Given data:
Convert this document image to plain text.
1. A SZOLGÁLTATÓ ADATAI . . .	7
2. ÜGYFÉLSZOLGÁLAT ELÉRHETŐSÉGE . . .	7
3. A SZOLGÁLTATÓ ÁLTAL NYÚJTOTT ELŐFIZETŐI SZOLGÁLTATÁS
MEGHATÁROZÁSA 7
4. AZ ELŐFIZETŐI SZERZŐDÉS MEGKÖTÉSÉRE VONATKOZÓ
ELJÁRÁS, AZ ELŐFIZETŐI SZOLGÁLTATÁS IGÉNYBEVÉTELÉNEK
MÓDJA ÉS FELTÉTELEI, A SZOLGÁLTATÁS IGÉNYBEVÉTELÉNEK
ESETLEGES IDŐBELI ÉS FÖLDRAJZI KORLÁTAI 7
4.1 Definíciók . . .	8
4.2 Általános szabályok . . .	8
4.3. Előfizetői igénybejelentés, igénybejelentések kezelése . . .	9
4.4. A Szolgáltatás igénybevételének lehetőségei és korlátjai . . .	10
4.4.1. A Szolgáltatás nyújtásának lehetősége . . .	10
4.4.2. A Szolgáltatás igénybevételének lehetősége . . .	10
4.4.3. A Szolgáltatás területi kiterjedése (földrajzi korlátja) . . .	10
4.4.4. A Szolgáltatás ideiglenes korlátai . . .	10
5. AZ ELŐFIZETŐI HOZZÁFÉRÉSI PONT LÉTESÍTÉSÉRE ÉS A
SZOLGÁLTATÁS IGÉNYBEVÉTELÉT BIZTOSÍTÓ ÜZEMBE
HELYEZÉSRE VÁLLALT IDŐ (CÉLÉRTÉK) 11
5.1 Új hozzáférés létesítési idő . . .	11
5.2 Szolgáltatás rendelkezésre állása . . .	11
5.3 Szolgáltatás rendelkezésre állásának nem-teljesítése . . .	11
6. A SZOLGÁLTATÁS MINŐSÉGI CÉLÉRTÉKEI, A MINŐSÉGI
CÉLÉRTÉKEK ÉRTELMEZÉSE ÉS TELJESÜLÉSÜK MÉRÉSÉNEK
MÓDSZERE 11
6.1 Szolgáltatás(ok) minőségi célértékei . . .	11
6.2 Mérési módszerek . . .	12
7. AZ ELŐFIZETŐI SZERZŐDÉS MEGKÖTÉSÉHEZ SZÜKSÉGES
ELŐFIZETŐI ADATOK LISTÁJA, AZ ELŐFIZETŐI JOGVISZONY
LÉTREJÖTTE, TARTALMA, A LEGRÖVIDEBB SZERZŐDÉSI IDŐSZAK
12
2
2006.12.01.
...
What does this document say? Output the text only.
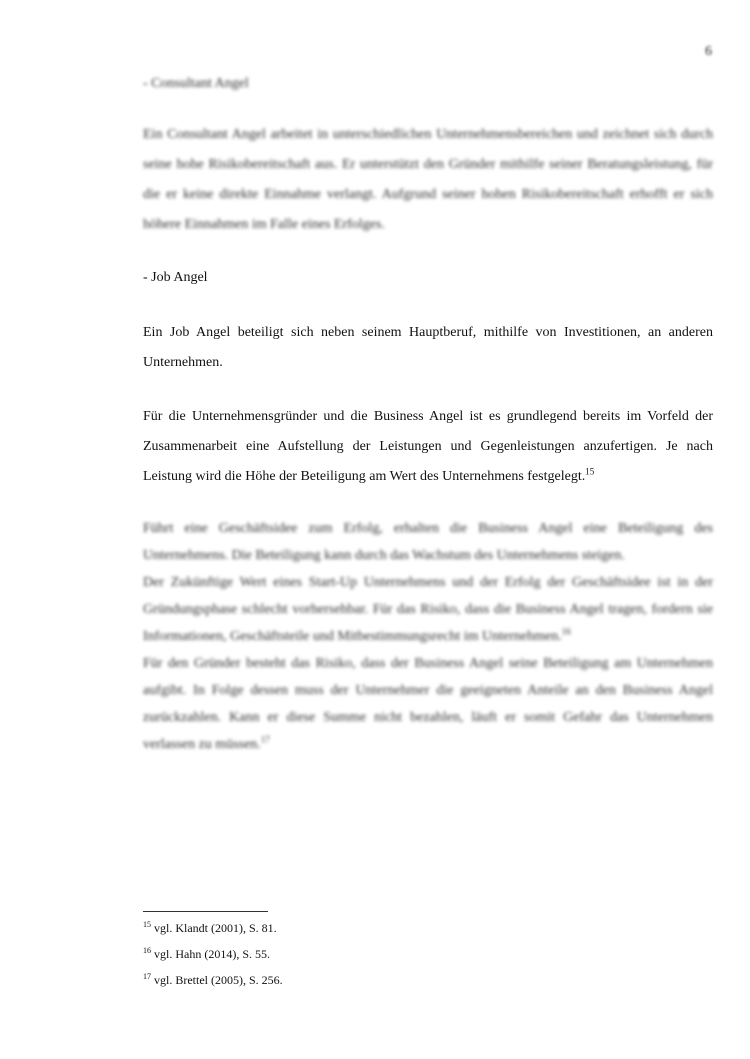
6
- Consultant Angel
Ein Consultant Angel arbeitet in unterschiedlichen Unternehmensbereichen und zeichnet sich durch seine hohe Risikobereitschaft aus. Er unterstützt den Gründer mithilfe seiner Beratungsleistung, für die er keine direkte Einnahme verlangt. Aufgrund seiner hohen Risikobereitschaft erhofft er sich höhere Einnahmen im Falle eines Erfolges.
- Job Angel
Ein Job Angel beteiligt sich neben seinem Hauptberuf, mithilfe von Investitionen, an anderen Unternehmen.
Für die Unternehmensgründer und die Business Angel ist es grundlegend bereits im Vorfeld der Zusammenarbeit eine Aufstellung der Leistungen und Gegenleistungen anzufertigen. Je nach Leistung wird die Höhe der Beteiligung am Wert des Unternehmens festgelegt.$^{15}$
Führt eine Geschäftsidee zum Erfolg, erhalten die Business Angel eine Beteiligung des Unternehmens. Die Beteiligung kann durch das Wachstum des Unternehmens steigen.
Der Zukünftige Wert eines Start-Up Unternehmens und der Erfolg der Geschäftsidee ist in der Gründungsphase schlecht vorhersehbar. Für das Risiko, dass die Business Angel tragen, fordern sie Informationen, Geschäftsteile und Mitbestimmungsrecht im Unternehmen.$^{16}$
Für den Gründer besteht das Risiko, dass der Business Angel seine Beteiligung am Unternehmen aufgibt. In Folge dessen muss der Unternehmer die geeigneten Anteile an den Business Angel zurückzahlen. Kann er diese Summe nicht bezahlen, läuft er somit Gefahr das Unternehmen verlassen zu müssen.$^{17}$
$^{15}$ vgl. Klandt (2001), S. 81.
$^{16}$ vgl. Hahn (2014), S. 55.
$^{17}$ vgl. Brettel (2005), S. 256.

Your goal: From the entries above, pull out each line that includes "rendelkezésre".

Answer below:
5.2 Szolgáltatás rendelkezésre állása . . .	11
5.3 Szolgáltatás rendelkezésre állásának nem-teljesítése . . .	11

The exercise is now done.